>>

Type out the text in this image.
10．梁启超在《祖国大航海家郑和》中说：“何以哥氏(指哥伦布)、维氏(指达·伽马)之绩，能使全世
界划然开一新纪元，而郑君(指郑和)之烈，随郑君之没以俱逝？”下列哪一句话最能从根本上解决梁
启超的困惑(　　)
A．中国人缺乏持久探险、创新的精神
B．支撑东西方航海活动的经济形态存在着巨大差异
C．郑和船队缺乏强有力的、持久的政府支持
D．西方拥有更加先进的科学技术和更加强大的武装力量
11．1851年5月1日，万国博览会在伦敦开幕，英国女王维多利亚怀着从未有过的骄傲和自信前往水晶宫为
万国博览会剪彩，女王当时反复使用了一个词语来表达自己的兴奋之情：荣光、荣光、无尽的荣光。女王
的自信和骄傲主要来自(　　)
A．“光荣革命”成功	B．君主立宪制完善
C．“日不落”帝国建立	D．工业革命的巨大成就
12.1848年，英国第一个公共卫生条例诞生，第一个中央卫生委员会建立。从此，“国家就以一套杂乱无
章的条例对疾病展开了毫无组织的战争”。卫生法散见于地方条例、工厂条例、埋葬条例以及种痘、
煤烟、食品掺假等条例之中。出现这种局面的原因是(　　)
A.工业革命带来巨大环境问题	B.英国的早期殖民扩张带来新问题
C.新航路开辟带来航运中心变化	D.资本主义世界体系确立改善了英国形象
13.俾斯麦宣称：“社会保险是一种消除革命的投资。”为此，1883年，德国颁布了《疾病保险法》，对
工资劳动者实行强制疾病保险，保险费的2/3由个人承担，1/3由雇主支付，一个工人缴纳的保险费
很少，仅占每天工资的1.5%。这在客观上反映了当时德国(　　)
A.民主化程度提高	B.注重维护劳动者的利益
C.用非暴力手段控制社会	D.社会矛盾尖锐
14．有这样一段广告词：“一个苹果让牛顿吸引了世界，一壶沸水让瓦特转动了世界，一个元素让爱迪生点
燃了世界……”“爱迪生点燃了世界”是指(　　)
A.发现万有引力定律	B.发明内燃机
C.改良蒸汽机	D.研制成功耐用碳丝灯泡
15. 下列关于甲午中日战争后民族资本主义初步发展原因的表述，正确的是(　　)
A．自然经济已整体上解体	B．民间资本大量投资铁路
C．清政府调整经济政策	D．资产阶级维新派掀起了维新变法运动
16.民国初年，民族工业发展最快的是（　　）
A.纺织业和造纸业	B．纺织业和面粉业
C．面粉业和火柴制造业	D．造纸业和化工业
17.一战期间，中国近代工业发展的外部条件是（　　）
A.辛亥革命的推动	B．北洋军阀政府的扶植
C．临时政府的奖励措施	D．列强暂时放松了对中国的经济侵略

<<
>>

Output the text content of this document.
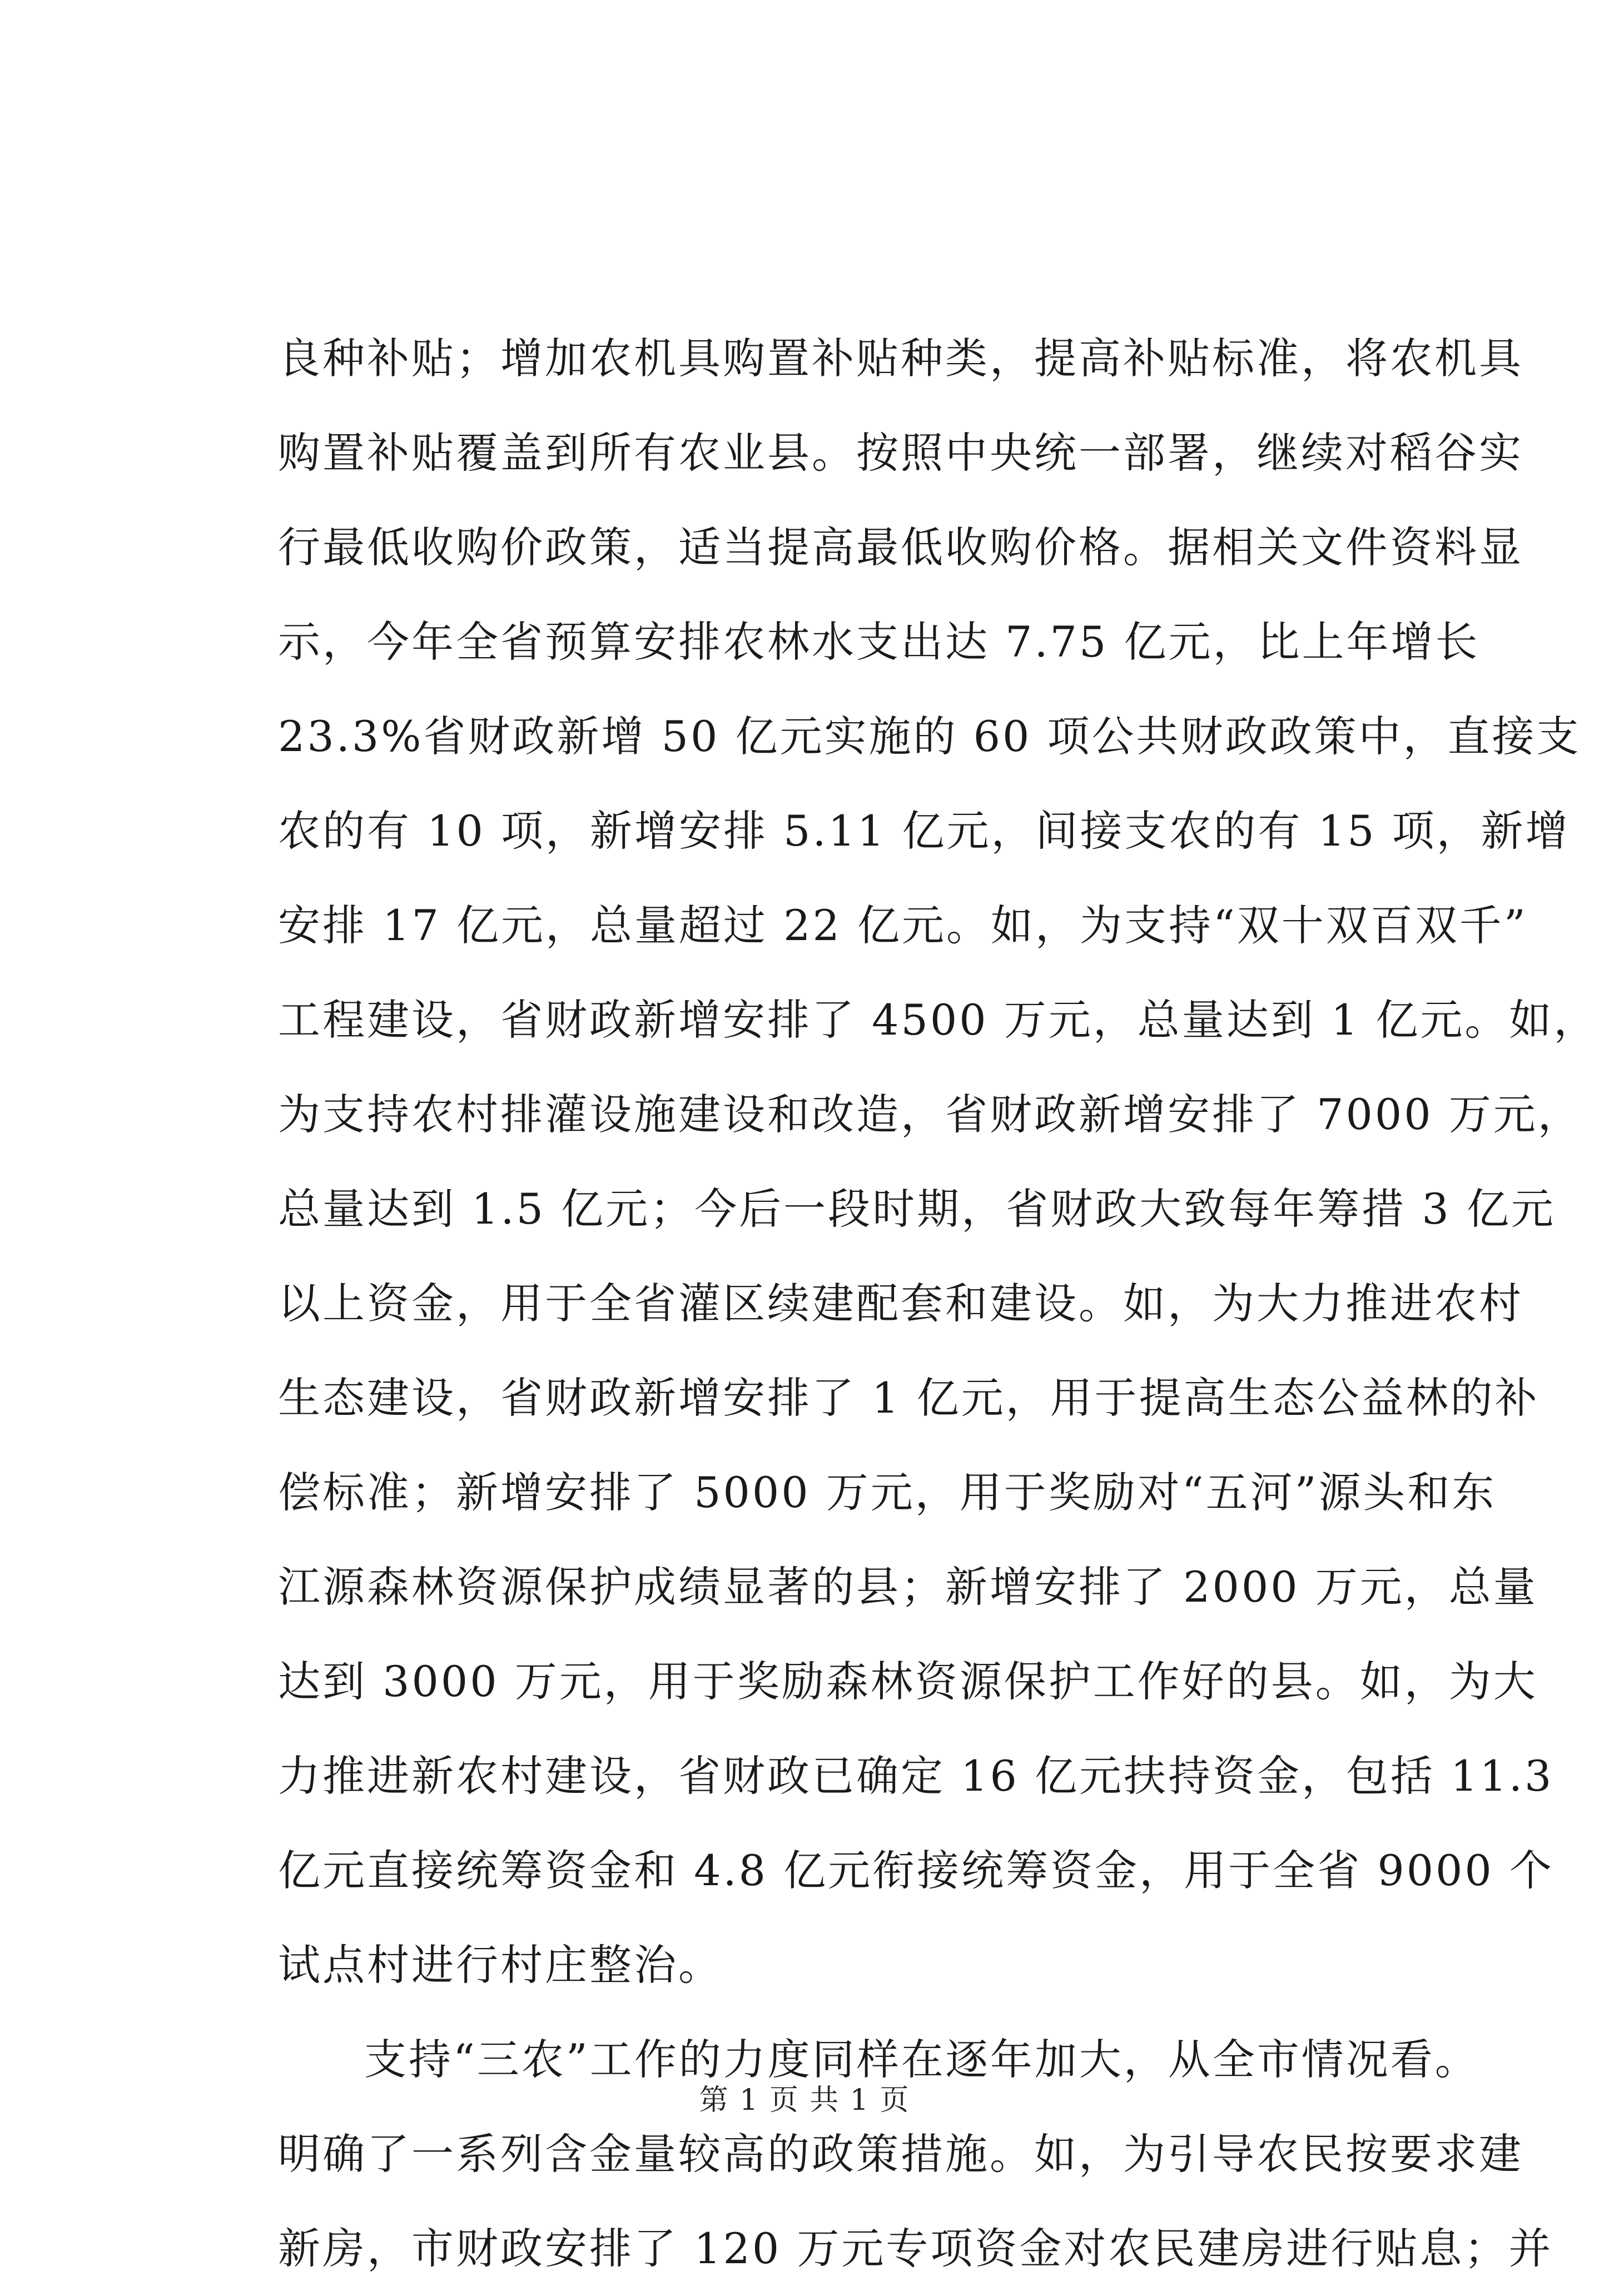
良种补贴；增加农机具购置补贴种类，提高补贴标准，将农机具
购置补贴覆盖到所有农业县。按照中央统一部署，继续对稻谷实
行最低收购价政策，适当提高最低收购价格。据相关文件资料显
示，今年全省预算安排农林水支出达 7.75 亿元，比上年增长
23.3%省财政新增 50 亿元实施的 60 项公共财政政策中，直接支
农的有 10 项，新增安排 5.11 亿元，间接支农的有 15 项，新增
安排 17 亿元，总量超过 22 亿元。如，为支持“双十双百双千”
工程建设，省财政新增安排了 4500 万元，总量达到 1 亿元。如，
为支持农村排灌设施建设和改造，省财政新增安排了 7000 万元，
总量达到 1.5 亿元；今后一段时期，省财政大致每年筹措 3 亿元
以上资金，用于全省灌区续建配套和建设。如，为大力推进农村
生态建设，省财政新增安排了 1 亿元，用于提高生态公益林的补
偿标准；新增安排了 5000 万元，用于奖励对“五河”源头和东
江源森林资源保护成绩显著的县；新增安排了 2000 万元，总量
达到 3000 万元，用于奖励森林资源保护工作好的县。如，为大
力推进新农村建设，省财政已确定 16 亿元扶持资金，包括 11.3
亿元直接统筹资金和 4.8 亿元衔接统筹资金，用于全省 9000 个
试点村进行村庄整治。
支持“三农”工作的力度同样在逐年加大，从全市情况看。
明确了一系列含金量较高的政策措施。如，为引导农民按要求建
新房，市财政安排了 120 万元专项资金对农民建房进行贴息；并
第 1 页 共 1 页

<<

- WHAT YOU HAVE TO DO:
Extract every line that has the string "this" in it.

- RESPONSE TO THE EXERCISE:
Type out the text in this image.
Output the text content of this document.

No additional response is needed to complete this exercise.